• [EXERCISE DETAILS]:
Each record must be retyped in full. No character may differ.

• [DATA LINES]:
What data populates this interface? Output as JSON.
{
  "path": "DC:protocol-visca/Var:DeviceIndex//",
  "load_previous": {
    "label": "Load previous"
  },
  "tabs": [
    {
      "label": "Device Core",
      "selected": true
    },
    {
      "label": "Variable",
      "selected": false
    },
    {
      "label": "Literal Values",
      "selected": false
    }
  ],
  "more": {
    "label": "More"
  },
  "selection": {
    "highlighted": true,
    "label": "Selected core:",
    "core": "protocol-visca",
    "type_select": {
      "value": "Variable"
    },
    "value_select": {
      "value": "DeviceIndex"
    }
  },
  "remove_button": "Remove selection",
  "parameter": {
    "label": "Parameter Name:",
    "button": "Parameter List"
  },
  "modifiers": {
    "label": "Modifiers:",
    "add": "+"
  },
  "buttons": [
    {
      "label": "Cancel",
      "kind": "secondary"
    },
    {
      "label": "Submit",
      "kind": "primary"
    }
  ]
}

• [RESPONSE BELOW]:
What data populates this interface? Output as JSON.
{
  "path": "DC:protocol-visca/Var:DeviceIndex//",
  "load_previous": {
    "label": "Load previous"
  },
  "tabs": [
    {
      "label": "Device Core",
      "selected": true
    },
    {
      "label": "Variable",
      "selected": false
    },
    {
      "label": "Literal Values",
      "selected": false
    }
  ],
  "more": {
    "label": "More"
  },
  "selection": {
    "highlighted": true,
    "label": "Selected core:",
    "core": "protocol-visca",
    "type_select": {
      "value": "Variable"
    },
    "value_select": {
      "value": "DeviceIndex"
    }
  },
  "remove_button": "Remove selection",
  "parameter": {
    "label": "Parameter Name:",
    "button": "Parameter List"
  },
  "modifiers": {
    "label": "Modifiers:",
    "add": "+"
  },
  "buttons": [
    {
      "label": "Cancel",
      "kind": "secondary"
    },
    {
      "label": "Submit",
      "kind": "primary"
    }
  ]
}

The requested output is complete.